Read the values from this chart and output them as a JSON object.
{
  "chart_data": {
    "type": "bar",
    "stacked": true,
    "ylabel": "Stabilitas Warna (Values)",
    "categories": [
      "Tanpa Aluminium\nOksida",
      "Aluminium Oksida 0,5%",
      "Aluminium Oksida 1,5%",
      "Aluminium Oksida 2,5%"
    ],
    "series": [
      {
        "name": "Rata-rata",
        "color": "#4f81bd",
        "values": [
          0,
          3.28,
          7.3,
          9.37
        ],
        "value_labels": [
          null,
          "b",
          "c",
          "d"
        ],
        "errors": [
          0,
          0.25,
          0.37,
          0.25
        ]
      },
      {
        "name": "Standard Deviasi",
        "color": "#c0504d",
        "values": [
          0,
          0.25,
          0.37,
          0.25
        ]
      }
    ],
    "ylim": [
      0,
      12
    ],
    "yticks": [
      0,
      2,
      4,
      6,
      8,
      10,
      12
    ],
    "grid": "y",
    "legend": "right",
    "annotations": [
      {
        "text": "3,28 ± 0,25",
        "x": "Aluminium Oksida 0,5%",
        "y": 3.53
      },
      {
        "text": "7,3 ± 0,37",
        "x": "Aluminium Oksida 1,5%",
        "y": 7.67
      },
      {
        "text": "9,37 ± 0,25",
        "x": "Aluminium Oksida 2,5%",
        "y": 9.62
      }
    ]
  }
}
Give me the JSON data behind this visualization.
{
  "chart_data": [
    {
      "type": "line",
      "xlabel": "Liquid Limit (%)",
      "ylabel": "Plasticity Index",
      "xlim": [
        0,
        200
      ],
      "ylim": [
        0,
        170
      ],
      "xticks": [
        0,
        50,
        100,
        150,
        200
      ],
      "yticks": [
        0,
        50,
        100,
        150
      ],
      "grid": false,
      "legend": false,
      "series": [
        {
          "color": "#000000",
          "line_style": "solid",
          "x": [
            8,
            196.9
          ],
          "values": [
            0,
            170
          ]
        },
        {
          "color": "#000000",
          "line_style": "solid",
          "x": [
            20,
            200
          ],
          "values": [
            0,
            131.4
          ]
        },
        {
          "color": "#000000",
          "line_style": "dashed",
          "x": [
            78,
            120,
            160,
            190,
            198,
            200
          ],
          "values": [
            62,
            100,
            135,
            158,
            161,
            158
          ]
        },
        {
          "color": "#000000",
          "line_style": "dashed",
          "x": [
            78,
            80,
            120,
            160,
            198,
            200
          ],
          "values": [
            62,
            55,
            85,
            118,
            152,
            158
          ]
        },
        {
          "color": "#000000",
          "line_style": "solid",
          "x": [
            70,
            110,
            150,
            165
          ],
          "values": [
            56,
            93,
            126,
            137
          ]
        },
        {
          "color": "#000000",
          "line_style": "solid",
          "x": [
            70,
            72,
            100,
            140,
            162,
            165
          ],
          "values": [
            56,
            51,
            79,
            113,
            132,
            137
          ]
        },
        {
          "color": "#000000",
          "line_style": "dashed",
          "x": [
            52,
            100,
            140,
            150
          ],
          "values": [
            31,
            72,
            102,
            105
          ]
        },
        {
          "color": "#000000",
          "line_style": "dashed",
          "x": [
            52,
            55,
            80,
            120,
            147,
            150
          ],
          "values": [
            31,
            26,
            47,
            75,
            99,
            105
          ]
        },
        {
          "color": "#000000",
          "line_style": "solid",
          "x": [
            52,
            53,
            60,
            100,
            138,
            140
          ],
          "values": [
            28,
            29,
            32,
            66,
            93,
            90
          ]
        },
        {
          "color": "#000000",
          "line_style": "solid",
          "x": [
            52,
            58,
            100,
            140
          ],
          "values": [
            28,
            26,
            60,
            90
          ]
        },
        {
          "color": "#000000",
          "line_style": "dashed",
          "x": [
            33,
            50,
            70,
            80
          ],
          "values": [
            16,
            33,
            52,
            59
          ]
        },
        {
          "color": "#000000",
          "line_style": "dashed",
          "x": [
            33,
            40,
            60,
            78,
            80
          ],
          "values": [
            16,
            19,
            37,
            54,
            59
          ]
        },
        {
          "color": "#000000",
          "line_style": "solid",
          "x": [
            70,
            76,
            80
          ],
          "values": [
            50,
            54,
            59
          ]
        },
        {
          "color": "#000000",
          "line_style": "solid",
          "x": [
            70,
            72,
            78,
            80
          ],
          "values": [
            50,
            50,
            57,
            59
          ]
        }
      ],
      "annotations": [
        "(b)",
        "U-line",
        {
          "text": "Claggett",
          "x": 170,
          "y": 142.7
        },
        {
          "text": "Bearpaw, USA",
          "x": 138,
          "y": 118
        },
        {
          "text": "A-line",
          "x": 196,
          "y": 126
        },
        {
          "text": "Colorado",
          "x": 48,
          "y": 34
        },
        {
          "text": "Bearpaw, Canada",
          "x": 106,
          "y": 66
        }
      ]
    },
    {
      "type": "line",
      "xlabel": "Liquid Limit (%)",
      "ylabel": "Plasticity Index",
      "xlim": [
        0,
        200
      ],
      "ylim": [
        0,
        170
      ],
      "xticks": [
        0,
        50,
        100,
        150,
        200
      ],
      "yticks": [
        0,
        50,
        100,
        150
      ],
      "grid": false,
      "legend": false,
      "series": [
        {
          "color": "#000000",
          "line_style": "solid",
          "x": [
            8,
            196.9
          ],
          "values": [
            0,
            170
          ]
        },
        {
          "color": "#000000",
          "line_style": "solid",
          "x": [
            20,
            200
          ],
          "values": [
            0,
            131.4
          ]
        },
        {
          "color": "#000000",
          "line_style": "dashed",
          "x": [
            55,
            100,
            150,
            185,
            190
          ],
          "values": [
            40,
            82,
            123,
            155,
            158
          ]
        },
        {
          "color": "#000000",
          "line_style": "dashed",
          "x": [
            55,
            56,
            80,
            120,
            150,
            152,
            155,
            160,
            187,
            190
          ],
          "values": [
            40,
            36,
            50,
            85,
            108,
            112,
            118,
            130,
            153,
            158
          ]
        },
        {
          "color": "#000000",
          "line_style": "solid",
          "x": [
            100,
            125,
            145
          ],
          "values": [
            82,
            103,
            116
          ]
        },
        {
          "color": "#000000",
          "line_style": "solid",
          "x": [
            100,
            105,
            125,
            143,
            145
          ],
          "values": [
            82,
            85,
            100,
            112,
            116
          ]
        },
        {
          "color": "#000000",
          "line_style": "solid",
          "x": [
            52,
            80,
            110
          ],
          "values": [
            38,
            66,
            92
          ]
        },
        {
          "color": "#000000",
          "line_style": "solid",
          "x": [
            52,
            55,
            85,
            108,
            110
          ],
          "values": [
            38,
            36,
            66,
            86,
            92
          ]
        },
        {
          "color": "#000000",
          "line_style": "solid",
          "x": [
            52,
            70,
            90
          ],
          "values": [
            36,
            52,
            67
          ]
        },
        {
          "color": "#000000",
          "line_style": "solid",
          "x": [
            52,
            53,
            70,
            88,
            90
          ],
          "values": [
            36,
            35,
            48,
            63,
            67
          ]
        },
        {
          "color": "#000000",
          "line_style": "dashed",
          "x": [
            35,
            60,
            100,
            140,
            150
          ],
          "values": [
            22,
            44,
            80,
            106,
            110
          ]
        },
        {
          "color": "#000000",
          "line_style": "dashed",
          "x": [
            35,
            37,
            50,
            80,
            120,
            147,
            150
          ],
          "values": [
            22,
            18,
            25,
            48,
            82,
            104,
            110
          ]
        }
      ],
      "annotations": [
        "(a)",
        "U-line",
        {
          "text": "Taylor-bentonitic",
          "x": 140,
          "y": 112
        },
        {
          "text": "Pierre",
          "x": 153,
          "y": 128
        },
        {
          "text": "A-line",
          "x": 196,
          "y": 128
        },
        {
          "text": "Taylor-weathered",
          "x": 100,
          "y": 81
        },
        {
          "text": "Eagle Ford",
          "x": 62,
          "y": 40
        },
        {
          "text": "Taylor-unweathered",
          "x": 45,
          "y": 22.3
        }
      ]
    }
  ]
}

Short exercise: How many lines in the listing above contain "this"? Answer with the number alone.

Output of the task: 2